> SELECTED TEXT
## begin
11. The next contention of the assessee is that the activity carried on was within the definition of “infrastructure facility” as defined in Explanation to section 80IA(4) means a “road including toll road, a bridge or a rail system” .
In support assessee has placed on record the definition of “bridge” means “A building of stone or wood erected across a river or canal, for the common ease and benefit of travellers.” “A bridge is a structure of wood, iron, brick, or stone, ordinarily erected over a river, creek, pond, or lake; or over a ravine, railroad, canal, or other obstruction in a highway, so as to make a continuous roadway, and afford to travellers a convenient passageway from one bank to the other. While a bridge is a part of the highway which passes over it, no definite rule can be laid down as to where one terminates and the other begins.” “A road culvert is regarded as a bridge structure, even in Engineering Terminology. Standard Specifications and Code of Practice page 2, defines ‘bridges’ as follows. The term ‘bridges’ as used in this code will mean all types of structures, such as culverts, cause-ways and viaducts unless it is repugnant to the context.”
11.1 By this definition, the appellant has tried to demonstrate that a bridge can be an “under-bridge” or an “over-bridge”. Even “culvert” is also a type of a bridge structure. This technical aspect appears to be correct, rather there should not be any dispute about this fact that the assessee had undertaken the construction of under/over bridges and both must fall within the definition of “Infrasturcture facilities” as prescribed in the statute. We hereby hold accordingly.
11.2 Next, the assessee has also brought on record the Agreements executed with several authorities. Photocopies of the agreement has also been placed on record in respect of following authorities.
|A||Agreement with Northern Railway|
|B||Agreement with AUDA|
|C||Agreement with East-cost Railway|
|D||Agreement with Central Railway|
|E||Agreement with Western Railway Ahmedabad|
|F||Agreement with Western Railway Mumbai|
|G||Agreement with G.W.R.D.C.|
|H||Agreement with Irrigation Dept.|
|I||Agreement with G.W.S.S.B|
11.3 To examine whether the work assigned to this assessee was in the capacity of a “Contractor” or the assessee has executed the work as a “Developer”, we have perused the terms of some of the agreements. Our attention has been drawn on an agreement with “Northern Railway”, wherein the scope of the work has been defined as follows:-
“2. SCOPE OF WORK:
2.1 Procurement/Fabrication of necessary plant and equipment like, jacking jigs, sumps and any other plants equipment required for execution of this work.
2.2 Designing of box section as per approved profit sketch General Arrangement Plan No.NRHQE (P) Plan No. P-1770-SB/1998/R-3. The design will be based on modified broad gauge Railway loading-1987. The design shall be from reputed Consultant to be approved by Railway and the same be got Proof checked from RITES/technical institution such as Indian Institute of Technology/Roorkee. Contractor has to make his designer available for any clarifications for checking of the design/drawings by the Northern Railway. The final approval of design and drawings shall be given by the Railway. In the area of existing arch, twin box of 2×8.50 Mtr x 5.75 Mtr. will have to be designed and constructed in lieu of individual boxes No.2 & 3. Box No.1 & 4 will be designed as single boxes each of size 8.50 Mtr. x 5.75 Mtr. one each on either side of the existing Arch.
## end
> DIRECTIVE 1
In two sentences, what does the excerpt on the assessee's infrastructure claim say?

[Data records]
## begin
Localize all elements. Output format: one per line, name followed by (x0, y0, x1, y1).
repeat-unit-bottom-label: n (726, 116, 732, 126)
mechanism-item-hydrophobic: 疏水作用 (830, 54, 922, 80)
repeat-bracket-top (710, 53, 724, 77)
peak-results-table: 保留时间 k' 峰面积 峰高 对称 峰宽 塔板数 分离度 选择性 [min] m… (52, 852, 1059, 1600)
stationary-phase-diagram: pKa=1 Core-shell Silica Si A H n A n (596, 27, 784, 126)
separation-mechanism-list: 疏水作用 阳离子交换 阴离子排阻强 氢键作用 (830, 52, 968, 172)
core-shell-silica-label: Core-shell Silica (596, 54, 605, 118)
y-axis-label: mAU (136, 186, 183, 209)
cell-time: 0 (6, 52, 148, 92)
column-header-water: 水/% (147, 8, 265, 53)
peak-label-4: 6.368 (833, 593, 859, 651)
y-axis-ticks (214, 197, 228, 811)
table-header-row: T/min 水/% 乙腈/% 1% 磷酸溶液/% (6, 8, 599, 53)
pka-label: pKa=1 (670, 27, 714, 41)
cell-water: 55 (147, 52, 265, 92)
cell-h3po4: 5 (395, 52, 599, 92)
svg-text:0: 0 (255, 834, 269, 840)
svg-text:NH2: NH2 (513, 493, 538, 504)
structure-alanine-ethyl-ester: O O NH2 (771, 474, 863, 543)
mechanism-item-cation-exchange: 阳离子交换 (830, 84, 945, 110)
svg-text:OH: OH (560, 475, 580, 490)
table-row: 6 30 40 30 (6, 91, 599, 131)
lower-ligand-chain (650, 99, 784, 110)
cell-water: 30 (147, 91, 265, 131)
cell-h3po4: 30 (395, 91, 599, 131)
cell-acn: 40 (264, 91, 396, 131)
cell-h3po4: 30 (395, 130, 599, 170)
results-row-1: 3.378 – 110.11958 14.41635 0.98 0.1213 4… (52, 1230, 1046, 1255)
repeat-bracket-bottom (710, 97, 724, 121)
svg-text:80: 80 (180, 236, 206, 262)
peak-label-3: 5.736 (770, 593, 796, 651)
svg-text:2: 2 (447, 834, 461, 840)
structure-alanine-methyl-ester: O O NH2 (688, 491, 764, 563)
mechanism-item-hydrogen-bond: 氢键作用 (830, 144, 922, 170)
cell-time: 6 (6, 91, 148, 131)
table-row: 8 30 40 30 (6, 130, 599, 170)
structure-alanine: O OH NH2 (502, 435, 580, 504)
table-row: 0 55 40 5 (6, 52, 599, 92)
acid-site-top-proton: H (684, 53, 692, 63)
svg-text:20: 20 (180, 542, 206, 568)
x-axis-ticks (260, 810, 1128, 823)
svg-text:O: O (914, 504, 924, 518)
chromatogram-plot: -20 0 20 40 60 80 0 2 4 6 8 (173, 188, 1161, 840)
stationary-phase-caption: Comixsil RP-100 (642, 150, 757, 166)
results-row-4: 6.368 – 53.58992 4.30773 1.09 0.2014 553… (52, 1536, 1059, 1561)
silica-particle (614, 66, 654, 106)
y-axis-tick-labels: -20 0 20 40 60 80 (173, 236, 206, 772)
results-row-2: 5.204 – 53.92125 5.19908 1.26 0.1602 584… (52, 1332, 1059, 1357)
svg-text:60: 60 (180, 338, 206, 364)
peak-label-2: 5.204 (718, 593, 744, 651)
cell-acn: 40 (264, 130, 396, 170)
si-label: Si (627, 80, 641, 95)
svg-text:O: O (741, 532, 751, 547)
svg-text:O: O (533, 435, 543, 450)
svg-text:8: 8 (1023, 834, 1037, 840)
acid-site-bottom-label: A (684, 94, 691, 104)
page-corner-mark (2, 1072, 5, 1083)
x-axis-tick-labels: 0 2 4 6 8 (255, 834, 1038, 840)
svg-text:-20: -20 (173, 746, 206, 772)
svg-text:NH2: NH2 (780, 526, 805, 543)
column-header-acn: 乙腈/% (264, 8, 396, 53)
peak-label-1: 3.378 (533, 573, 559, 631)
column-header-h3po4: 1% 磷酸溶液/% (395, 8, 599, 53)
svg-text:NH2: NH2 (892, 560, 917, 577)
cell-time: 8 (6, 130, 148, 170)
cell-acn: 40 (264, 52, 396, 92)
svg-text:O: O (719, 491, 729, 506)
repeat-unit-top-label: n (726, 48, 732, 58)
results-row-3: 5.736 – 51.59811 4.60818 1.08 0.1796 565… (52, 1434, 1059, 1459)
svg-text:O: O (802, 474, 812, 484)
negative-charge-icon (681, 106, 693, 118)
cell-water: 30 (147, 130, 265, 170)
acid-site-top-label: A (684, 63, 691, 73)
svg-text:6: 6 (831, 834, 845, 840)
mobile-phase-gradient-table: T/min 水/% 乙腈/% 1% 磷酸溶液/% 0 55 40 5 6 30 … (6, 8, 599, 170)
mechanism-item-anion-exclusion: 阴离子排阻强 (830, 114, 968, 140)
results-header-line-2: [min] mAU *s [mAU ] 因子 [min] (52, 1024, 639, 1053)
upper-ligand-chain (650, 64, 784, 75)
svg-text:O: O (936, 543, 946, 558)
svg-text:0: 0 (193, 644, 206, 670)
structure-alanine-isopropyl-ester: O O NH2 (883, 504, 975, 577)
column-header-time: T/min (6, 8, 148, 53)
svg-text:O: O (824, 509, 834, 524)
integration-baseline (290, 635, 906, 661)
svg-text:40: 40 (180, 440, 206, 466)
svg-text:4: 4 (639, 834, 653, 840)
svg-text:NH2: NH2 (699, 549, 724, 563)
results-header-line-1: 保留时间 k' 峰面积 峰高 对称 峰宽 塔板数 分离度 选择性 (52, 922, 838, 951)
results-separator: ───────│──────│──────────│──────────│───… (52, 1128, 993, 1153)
## end
> DIRECTIVE 2
Can you format the data rows as a JSON list of strings, one string per line and no blank lines, from the first row through the line containing "stationary-phase-diagram: pKa=1 Core-shell", including both ends?

> PROBLEM SOLUTION 1
The assessee argued that its work fell under "infrastructure facility" in the Explanation to section 80IA(4), and it cited definitions of "bridge" that include culverts. The tribunal held that under-bridges and over-bridges fall within that definition, then examined the assessee's agreements with several authorities, including the scope of work in the Northern Railway agreement, to decide whether the assessee acted as a contractor or a developer.

> PROBLEM SOLUTION 2
[
  "Localize all elements. Output format: one per line, name followed by (x0, y0, x1, y1).",
  "repeat-unit-bottom-label: n (726, 116, 732, 126)",
  "mechanism-item-hydrophobic: 疏水作用 (830, 54, 922, 80)",
  "repeat-bracket-top (710, 53, 724, 77)",
  "peak-results-table: 保留时间 k' 峰面积 峰高 对称 峰宽 塔板数 分离度 选择性 [min] m… (52, 852, 1059, 1600)",
  "stationary-phase-diagram: pKa=1 Core-shell Silica Si A H n A n (596, 27, 784, 126)"
]